Dataset content:
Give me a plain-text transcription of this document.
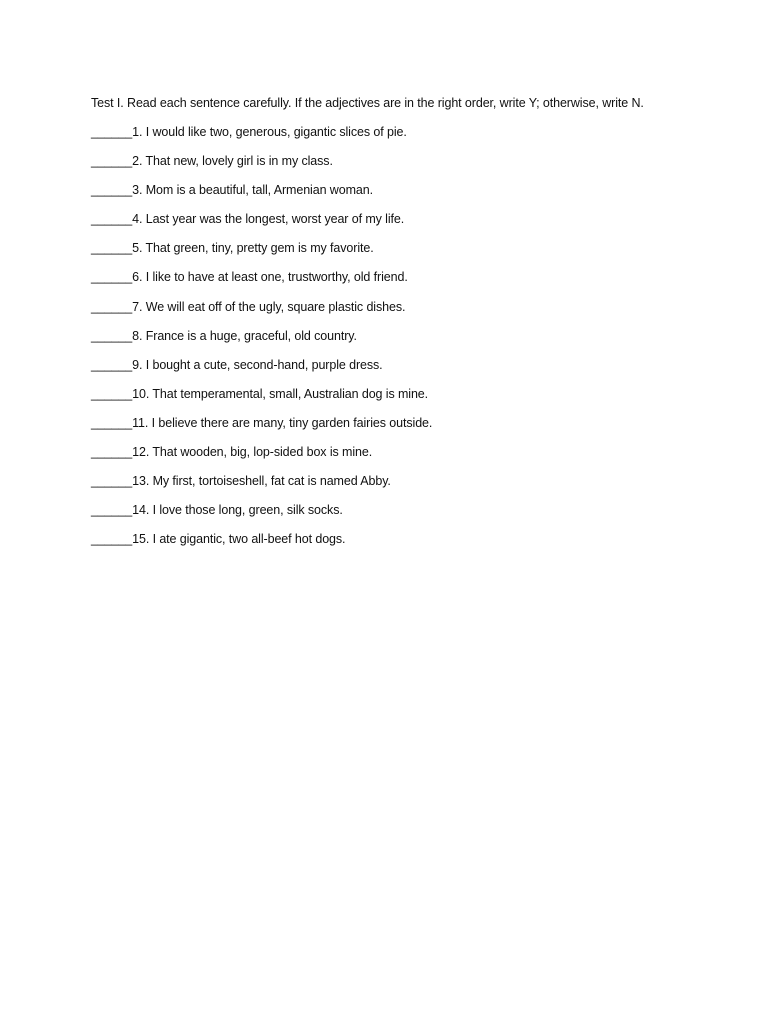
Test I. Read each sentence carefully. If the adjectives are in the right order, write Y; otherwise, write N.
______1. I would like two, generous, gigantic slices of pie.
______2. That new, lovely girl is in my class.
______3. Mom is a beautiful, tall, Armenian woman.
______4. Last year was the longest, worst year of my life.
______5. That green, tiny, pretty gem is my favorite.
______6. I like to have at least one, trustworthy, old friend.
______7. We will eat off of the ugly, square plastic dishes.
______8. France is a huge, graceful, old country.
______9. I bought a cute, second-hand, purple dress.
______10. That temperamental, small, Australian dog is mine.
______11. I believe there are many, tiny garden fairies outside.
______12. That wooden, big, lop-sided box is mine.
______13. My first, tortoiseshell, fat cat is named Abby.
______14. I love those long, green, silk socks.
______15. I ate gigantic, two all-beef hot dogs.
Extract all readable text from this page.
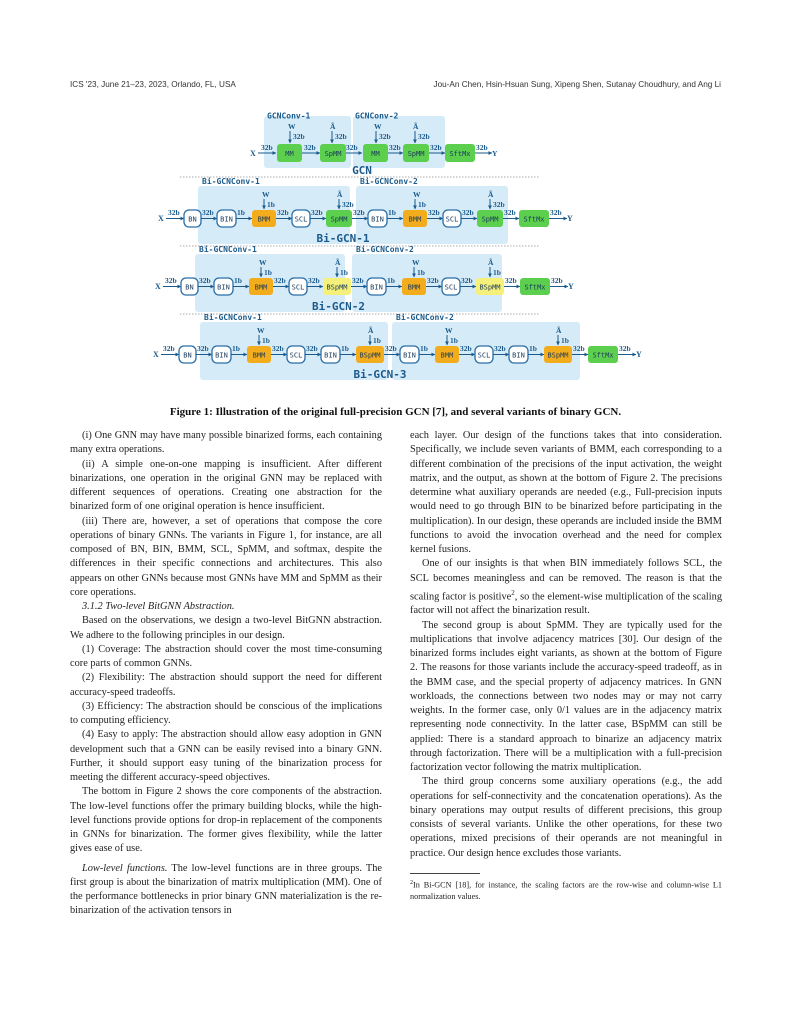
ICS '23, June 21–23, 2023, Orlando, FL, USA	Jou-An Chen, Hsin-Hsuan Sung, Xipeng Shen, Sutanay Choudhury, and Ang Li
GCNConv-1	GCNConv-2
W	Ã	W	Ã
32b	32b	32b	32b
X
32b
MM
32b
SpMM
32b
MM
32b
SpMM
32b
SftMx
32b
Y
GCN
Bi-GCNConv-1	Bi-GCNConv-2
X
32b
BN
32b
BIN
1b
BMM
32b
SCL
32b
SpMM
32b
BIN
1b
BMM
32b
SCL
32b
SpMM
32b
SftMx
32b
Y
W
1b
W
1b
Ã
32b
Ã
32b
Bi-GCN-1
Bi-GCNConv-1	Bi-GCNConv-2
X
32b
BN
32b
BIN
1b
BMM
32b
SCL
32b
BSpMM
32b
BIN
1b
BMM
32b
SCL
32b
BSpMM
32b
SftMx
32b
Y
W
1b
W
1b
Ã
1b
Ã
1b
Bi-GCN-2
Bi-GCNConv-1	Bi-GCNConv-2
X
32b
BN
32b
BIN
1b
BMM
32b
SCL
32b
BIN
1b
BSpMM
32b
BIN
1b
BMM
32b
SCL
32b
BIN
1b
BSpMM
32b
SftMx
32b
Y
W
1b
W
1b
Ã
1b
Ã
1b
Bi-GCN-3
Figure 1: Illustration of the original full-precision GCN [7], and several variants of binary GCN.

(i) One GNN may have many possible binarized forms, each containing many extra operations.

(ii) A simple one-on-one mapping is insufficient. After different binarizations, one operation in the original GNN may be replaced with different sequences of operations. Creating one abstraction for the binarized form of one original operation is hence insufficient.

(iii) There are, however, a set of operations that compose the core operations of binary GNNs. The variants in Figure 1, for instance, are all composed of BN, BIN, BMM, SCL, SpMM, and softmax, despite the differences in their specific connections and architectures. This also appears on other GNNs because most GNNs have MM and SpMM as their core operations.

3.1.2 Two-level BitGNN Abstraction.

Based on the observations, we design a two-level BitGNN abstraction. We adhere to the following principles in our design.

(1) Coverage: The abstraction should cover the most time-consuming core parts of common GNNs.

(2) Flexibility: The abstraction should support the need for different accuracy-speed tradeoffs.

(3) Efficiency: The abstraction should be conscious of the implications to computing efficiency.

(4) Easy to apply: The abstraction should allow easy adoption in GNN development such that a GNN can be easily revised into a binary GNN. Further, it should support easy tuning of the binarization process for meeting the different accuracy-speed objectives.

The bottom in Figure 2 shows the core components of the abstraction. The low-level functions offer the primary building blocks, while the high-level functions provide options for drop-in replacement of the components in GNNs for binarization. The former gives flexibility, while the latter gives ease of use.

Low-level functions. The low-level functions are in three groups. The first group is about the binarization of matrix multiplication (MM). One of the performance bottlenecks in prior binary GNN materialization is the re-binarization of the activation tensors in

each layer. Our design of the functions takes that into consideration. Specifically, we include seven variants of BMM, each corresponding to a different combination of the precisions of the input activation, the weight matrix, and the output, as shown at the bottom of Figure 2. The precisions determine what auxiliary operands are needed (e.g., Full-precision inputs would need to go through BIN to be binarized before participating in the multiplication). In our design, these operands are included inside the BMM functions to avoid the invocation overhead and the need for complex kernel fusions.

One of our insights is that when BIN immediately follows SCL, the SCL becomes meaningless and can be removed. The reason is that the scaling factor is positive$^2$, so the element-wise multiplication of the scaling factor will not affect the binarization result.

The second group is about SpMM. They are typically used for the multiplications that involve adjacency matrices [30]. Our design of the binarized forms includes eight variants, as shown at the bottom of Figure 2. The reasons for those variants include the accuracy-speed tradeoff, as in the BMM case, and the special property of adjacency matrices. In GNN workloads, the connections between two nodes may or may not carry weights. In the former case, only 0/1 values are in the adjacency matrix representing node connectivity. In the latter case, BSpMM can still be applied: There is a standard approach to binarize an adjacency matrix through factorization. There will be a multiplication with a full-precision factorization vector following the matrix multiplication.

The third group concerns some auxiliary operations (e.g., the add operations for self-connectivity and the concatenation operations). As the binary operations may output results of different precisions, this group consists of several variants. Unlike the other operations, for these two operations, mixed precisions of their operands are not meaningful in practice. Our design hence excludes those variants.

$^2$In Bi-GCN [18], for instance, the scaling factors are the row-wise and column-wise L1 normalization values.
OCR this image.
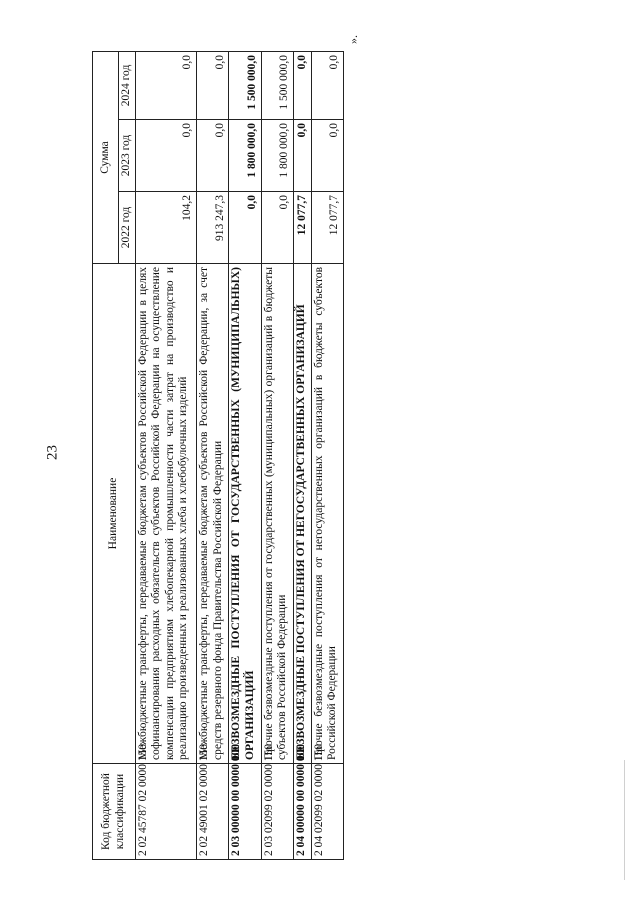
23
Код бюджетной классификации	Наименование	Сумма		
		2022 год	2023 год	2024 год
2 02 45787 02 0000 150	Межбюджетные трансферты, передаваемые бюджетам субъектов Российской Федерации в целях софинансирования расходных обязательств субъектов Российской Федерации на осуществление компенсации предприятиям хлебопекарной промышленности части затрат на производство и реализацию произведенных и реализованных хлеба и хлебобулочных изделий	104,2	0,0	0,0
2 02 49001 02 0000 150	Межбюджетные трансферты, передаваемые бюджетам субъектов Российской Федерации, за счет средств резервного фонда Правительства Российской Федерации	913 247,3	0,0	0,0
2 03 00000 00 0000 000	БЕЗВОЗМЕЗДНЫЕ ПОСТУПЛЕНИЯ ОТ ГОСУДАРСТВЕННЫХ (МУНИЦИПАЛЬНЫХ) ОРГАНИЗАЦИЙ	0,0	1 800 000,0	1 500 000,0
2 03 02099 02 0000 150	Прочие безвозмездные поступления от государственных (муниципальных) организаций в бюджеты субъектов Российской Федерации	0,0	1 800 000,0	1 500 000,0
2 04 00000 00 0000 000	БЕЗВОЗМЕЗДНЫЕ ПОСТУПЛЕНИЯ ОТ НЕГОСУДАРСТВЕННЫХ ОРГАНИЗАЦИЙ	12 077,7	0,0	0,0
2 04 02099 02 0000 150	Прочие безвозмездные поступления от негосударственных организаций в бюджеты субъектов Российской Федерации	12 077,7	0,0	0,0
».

What you have to do:
How many lines in the listing above contain the string "BitGNN"? Answer with the number only.

Correct response:
2